Work instructions ::
Recast all of the data below as a Markdown table with two columns, Row and Line, placing each nonblank line in its own numbered row. Leave the pictures out.

--------

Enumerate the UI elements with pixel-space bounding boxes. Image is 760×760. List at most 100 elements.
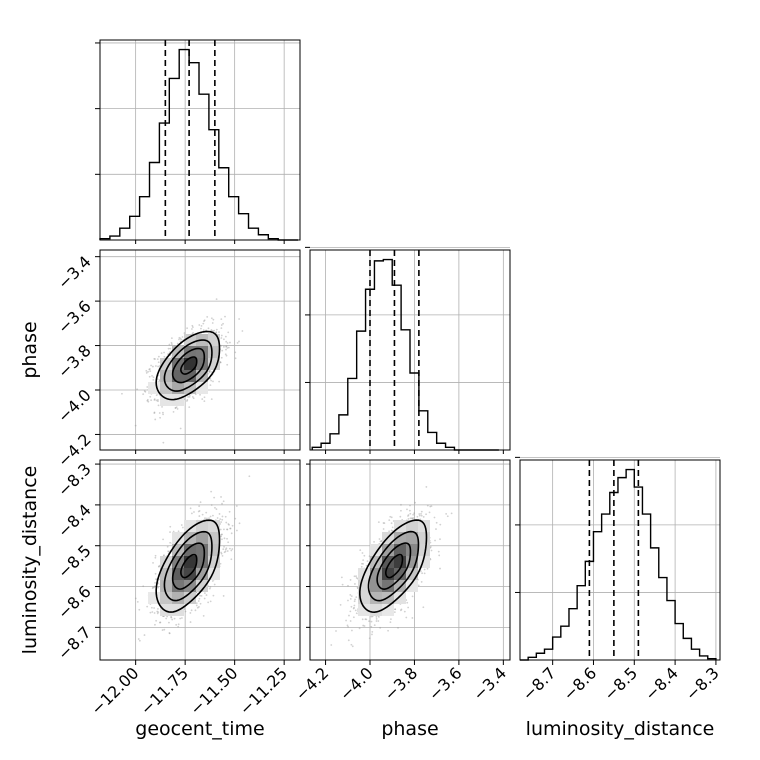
scatter-point: [162, 441, 165, 444]
scatter-point: [192, 397, 195, 400]
scatter-point: [355, 596, 358, 599]
scatter-point: [362, 559, 365, 562]
scatter-point: [154, 581, 156, 584]
scatter-point: [349, 620, 352, 622]
x-axis-title-phase: phase: [381, 718, 438, 740]
scatter-point: [172, 410, 175, 413]
scatter-point: [375, 616, 378, 618]
scatter-point: [202, 322, 205, 325]
scatter-point: [153, 612, 156, 614]
scatter-point: [151, 365, 154, 368]
scatter-point: [198, 509, 201, 512]
scatter-point: [151, 611, 154, 613]
density-cell: [196, 382, 208, 394]
scatter-point: [221, 502, 223, 505]
scatter-point: [199, 501, 202, 504]
scatter-point: [224, 550, 227, 553]
density-cell: [196, 358, 208, 370]
scatter-point: [223, 551, 226, 554]
scatter-point: [359, 549, 362, 552]
scatter-point: [368, 637, 371, 640]
scatter-point: [223, 338, 225, 341]
scatter-point: [223, 545, 225, 548]
scatter-point: [407, 606, 410, 609]
scatter-point: [195, 602, 198, 605]
scatter-point: [438, 554, 441, 557]
scatter-point: [229, 527, 232, 530]
scatter-point: [198, 605, 200, 608]
scatter-point: [216, 517, 219, 519]
x-tick-label-phase: −4.2: [291, 663, 332, 704]
scatter-point: [170, 615, 173, 618]
scatter-point: [221, 349, 224, 352]
scatter-point: [220, 533, 223, 536]
scatter-point: [230, 549, 233, 552]
scatter-point: [215, 298, 218, 301]
density-cell: [382, 604, 394, 616]
scatter-point: [220, 356, 223, 359]
x-axis-title-luminosity-distance: luminosity_distance: [526, 718, 715, 740]
scatter-point: [370, 625, 373, 628]
scatter-point: [147, 400, 150, 403]
scatter-point: [420, 510, 423, 513]
scatter-point: [157, 398, 159, 401]
scatter-point: [168, 550, 170, 553]
scatter-point: [201, 398, 204, 400]
scatter-point: [213, 496, 216, 499]
scatter-point: [153, 586, 156, 589]
density-cell: [370, 604, 382, 616]
scatter-point: [154, 556, 157, 559]
scatter-point: [203, 597, 206, 600]
scatter-point: [172, 530, 175, 533]
scatter-point: [205, 594, 208, 596]
x-tick-label-geocent-time: −11.25: [236, 663, 291, 718]
scatter-point: [157, 361, 160, 364]
scatter-point: [350, 643, 353, 646]
scatter-point: [360, 565, 363, 568]
scatter-point: [225, 345, 227, 348]
scatter-point: [215, 508, 218, 511]
scatter-point: [142, 585, 145, 588]
scatter-point: [390, 522, 393, 525]
scatter-point: [365, 564, 368, 567]
histogram-step-phase: [311, 258, 499, 451]
density-cell: [184, 544, 196, 556]
scatter-point: [356, 586, 359, 589]
scatter-point: [347, 599, 349, 602]
scatter-point: [347, 584, 349, 587]
scatter-point: [157, 607, 159, 610]
density-cell: [208, 520, 220, 532]
scatter-point: [235, 505, 238, 507]
scatter-point: [226, 363, 229, 366]
scatter-point: [373, 624, 376, 627]
scatter-point: [152, 586, 154, 589]
scatter-point: [199, 393, 201, 396]
scatter-point: [157, 586, 160, 589]
scatter-point: [429, 558, 432, 561]
scatter-point: [204, 592, 206, 594]
scatter-point: [178, 338, 180, 341]
scatter-point: [219, 562, 222, 565]
x-tick-label-phase: −3.4: [469, 663, 510, 704]
scatter-point: [209, 384, 212, 387]
scatter-point: [353, 600, 356, 603]
scatter-point: [224, 353, 227, 356]
scatter-point: [213, 583, 216, 586]
scatter-point: [209, 586, 212, 588]
density-cell: [394, 532, 406, 544]
scatter-point: [422, 606, 425, 609]
scatter-point: [153, 585, 156, 588]
scatter-point: [335, 630, 337, 632]
scatter-point: [394, 608, 397, 611]
contour-3: [155, 519, 221, 613]
density-cell: [406, 580, 418, 592]
scatter-point: [189, 507, 192, 510]
scatter-point: [153, 412, 156, 414]
scatter-point: [429, 505, 432, 508]
scatter-point: [136, 601, 139, 603]
scatter-point: [348, 614, 350, 617]
scatter-point: [389, 621, 392, 624]
density-cell: [160, 556, 172, 568]
scatter-point: [417, 584, 420, 587]
scatter-point: [145, 372, 148, 374]
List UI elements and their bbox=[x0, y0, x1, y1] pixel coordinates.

--------

Problem solution ::
| Row | Line |
|---|---|
| 1 | Enumerate the UI elements with pixel-space bounding boxes. Image is 760×760. List at most 100 elements. |
| 2 | scatter-point: [162, 441, 165, 444] |
| 3 | scatter-point: [192, 397, 195, 400] |
| 4 | scatter-point: [355, 596, 358, 599] |
| 5 | scatter-point: [362, 559, 365, 562] |
| 6 | scatter-point: [154, 581, 156, 584] |
| 7 | scatter-point: [349, 620, 352, 622] |
| 8 | x-axis-title-phase: phase: [381, 718, 438, 740] |
| 9 | scatter-point: [172, 410, 175, 413] |
| 10 | scatter-point: [375, 616, 378, 618] |
| 11 | scatter-point: [202, 322, 205, 325] |
| 12 | scatter-point: [153, 612, 156, 614] |
| 13 | scatter-point: [151, 365, 154, 368] |
| 14 | scatter-point: [198, 509, 201, 512] |
| 15 | scatter-point: [151, 611, 154, 613] |
| 16 | density-cell: [196, 382, 208, 394] |
| 17 | scatter-point: [221, 502, 223, 505] |
| 18 | scatter-point: [199, 501, 202, 504] |
| 19 | scatter-point: [224, 550, 227, 553] |
| 20 | density-cell: [196, 358, 208, 370] |
| 21 | scatter-point: [223, 551, 226, 554] |
| 22 | scatter-point: [359, 549, 362, 552] |
| 23 | scatter-point: [368, 637, 371, 640] |
| 24 | scatter-point: [223, 338, 225, 341] |
| 25 | scatter-point: [223, 545, 225, 548] |
| 26 | scatter-point: [407, 606, 410, 609] |
| 27 | scatter-point: [195, 602, 198, 605] |
| 28 | scatter-point: [438, 554, 441, 557] |
| 29 | scatter-point: [229, 527, 232, 530] |
| 30 | scatter-point: [198, 605, 200, 608] |
| 31 | scatter-point: [216, 517, 219, 519] |
| 32 | x-tick-label-phase: −4.2: [291, 663, 332, 704] |
| 33 | scatter-point: [170, 615, 173, 618] |
| 34 | scatter-point: [221, 349, 224, 352] |
| 35 | scatter-point: [220, 533, 223, 536] |
| 36 | scatter-point: [230, 549, 233, 552] |
| 37 | scatter-point: [215, 298, 218, 301] |
| 38 | density-cell: [382, 604, 394, 616] |
| 39 | scatter-point: [220, 356, 223, 359] |
| 40 | x-axis-title-luminosity-distance: luminosity_distance: [526, 718, 715, 740] |
| 41 | scatter-point: [370, 625, 373, 628] |
| 42 | scatter-point: [147, 400, 150, 403] |
| 43 | scatter-point: [420, 510, 423, 513] |
| 44 | scatter-point: [157, 398, 159, 401] |
| 45 | scatter-point: [168, 550, 170, 553] |
| 46 | scatter-point: [201, 398, 204, 400] |
| 47 | scatter-point: [213, 496, 216, 499] |
| 48 | scatter-point: [153, 586, 156, 589] |
| 49 | density-cell: [370, 604, 382, 616] |
| 50 | scatter-point: [154, 556, 157, 559] |
| 51 | scatter-point: [203, 597, 206, 600] |
| 52 | scatter-point: [172, 530, 175, 533] |
| 53 | scatter-point: [205, 594, 208, 596] |
| 54 | x-tick-label-geocent-time: −11.25: [236, 663, 291, 718] |
| 55 | scatter-point: [157, 361, 160, 364] |
| 56 | scatter-point: [350, 643, 353, 646] |
| 57 | scatter-point: [360, 565, 363, 568] |
| 58 | scatter-point: [225, 345, 227, 348] |
| 59 | scatter-point: [215, 508, 218, 511] |
| 60 | scatter-point: [142, 585, 145, 588] |
| 61 | scatter-point: [390, 522, 393, 525] |
| 62 | scatter-point: [365, 564, 368, 567] |
| 63 | histogram-step-phase: [311, 258, 499, 451] |
| 64 | density-cell: [184, 544, 196, 556] |
| 65 | scatter-point: [356, 586, 359, 589] |
| 66 | scatter-point: [347, 599, 349, 602] |
| 67 | scatter-point: [347, 584, 349, 587] |
| 68 | scatter-point: [157, 607, 159, 610] |
| 69 | density-cell: [208, 520, 220, 532] |
| 70 | scatter-point: [235, 505, 238, 507] |
| 71 | scatter-point: [226, 363, 229, 366] |
| 72 | scatter-point: [373, 624, 376, 627] |
| 73 | scatter-point: [152, 586, 154, 589] |
| 74 | scatter-point: [199, 393, 201, 396] |
| 75 | scatter-point: [157, 586, 160, 589] |
| 76 | scatter-point: [429, 558, 432, 561] |
| 77 | scatter-point: [204, 592, 206, 594] |
| 78 | scatter-point: [178, 338, 180, 341] |
| 79 | scatter-point: [219, 562, 222, 565] |
| 80 | x-tick-label-phase: −3.4: [469, 663, 510, 704] |
| 81 | scatter-point: [209, 384, 212, 387] |
| 82 | scatter-point: [353, 600, 356, 603] |
| 83 | scatter-point: [224, 353, 227, 356] |
| 84 | scatter-point: [213, 583, 216, 586] |
| 85 | scatter-point: [209, 586, 212, 588] |
| 86 | density-cell: [394, 532, 406, 544] |
| 87 | scatter-point: [422, 606, 425, 609] |
| 88 | scatter-point: [153, 585, 156, 588] |
| 89 | scatter-point: [335, 630, 337, 632] |
| 90 | scatter-point: [394, 608, 397, 611] |
| 91 | contour-3: [155, 519, 221, 613] |
| 92 | density-cell: [406, 580, 418, 592] |
| 93 | scatter-point: [189, 507, 192, 510] |
| 94 | scatter-point: [153, 412, 156, 414] |
| 95 | scatter-point: [429, 505, 432, 508] |
| 96 | scatter-point: [136, 601, 139, 603] |
| 97 | scatter-point: [348, 614, 350, 617] |
| 98 | scatter-point: [389, 621, 392, 624] |
| 99 | density-cell: [160, 556, 172, 568] |
| 100 | scatter-point: [417, 584, 420, 587] |
| 101 | scatter-point: [145, 372, 148, 374] |
| 102 | List UI elements and their bbox=[x0, y0, x1, y1] pixel coordinates. |